--- WHAT THE EXERCISE ASKS ---
Quote the data below in full, minus the images.

--- RECORDS FOR THE TASK ---
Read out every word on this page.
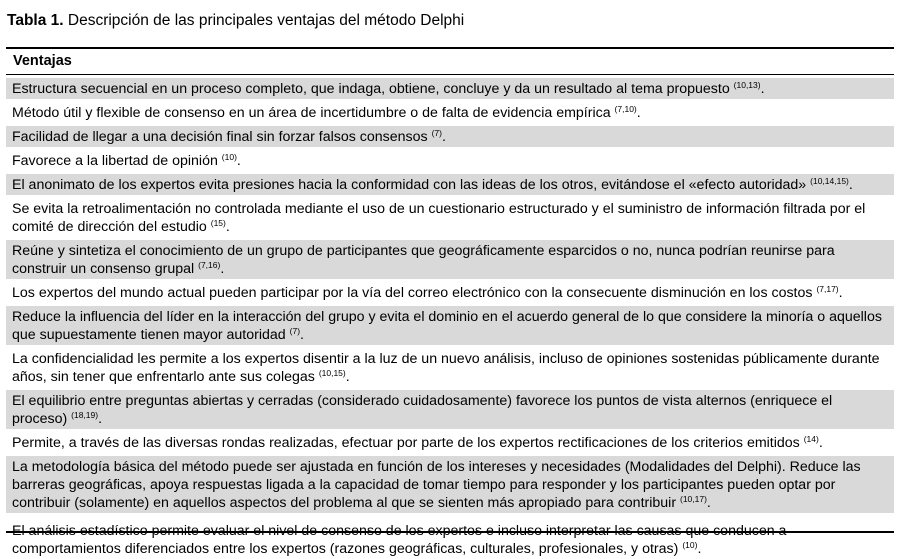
Tabla 1. Descripción de las principales ventajas del método Delphi
Ventajas
Estructura secuencial en un proceso completo, que indaga, obtiene, concluye y da un resultado al tema propuesto $^{(10,13)}$.
Método útil y flexible de consenso en un área de incertidumbre o de falta de evidencia empírica $^{(7,10)}$.
Facilidad de llegar a una decisión final sin forzar falsos consensos $^{(7)}$.
Favorece a la libertad de opinión $^{(10)}$.
El anonimato de los expertos evita presiones hacia la conformidad con las ideas de los otros, evitándose el «efecto autoridad» $^{(10,14,15)}$.
Se evita la retroalimentación no controlada mediante el uso de un cuestionario estructurado y el suministro de información filtrada por el comité de dirección del estudio $^{(15)}$.
Reúne y sintetiza el conocimiento de un grupo de participantes que geográficamente esparcidos o no, nunca podrían reunirse para construir un consenso grupal $^{(7,16)}$.
Los expertos del mundo actual pueden participar por la vía del correo electrónico con la consecuente disminución en los costos $^{(7,17)}$.
Reduce la influencia del líder en la interacción del grupo y evita el dominio en el acuerdo general de lo que considere la minoría o aquellos que supuestamente tienen mayor autoridad $^{(7)}$.
La confidencialidad les permite a los expertos disentir a la luz de un nuevo análisis, incluso de opiniones sostenidas públicamente durante años, sin tener que enfrentarlo ante sus colegas $^{(10,15)}$.
El equilibrio entre preguntas abiertas y cerradas (considerado cuidadosamente) favorece los puntos de vista alternos (enriquece el proceso) $^{(18,19)}$.
Permite, a través de las diversas rondas realizadas, efectuar por parte de los expertos rectificaciones de los criterios emitidos $^{(14)}$.
La metodología básica del método puede ser ajustada en función de los intereses y necesidades (Modalidades del Delphi). Reduce las barreras geográficas, apoya respuestas ligada a la capacidad de tomar tiempo para responder y los participantes pueden optar por contribuir (solamente) en aquellos aspectos del problema al que se sienten más apropiado para contribuir $^{(10,17)}$.
El análisis estadístico permite evaluar el nivel de consenso de los expertos e incluso interpretar las causas que conducen a comportamientos diferenciados entre los expertos (razones geográficas, culturales, profesionales, y otras) $^{(10)}$.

--- TASK RESPONSE ---
Read out every word on this page.
Tabla 1. Descripción de las principales ventajas del método Delphi
Ventajas
Estructura secuencial en un proceso completo, que indaga, obtiene, concluye y da un resultado al tema propuesto $^{(10,13)}$.
Método útil y flexible de consenso en un área de incertidumbre o de falta de evidencia empírica $^{(7,10)}$.
Facilidad de llegar a una decisión final sin forzar falsos consensos $^{(7)}$.
Favorece a la libertad de opinión $^{(10)}$.
El anonimato de los expertos evita presiones hacia la conformidad con las ideas de los otros, evitándose el «efecto autoridad» $^{(10,14,15)}$.
Se evita la retroalimentación no controlada mediante el uso de un cuestionario estructurado y el suministro de información filtrada por el comité de dirección del estudio $^{(15)}$.
Reúne y sintetiza el conocimiento de un grupo de participantes que geográficamente esparcidos o no, nunca podrían reunirse para construir un consenso grupal $^{(7,16)}$.
Los expertos del mundo actual pueden participar por la vía del correo electrónico con la consecuente disminución en los costos $^{(7,17)}$.
Reduce la influencia del líder en la interacción del grupo y evita el dominio en el acuerdo general de lo que considere la minoría o aquellos que supuestamente tienen mayor autoridad $^{(7)}$.
La confidencialidad les permite a los expertos disentir a la luz de un nuevo análisis, incluso de opiniones sostenidas públicamente durante años, sin tener que enfrentarlo ante sus colegas $^{(10,15)}$.
El equilibrio entre preguntas abiertas y cerradas (considerado cuidadosamente) favorece los puntos de vista alternos (enriquece el proceso) $^{(18,19)}$.
Permite, a través de las diversas rondas realizadas, efectuar por parte de los expertos rectificaciones de los criterios emitidos $^{(14)}$.
La metodología básica del método puede ser ajustada en función de los intereses y necesidades (Modalidades del Delphi). Reduce las barreras geográficas, apoya respuestas ligada a la capacidad de tomar tiempo para responder y los participantes pueden optar por contribuir (solamente) en aquellos aspectos del problema al que se sienten más apropiado para contribuir $^{(10,17)}$.
El análisis estadístico permite evaluar el nivel de consenso de los expertos e incluso interpretar las causas que conducen a comportamientos diferenciados entre los expertos (razones geográficas, culturales, profesionales, y otras) $^{(10)}$.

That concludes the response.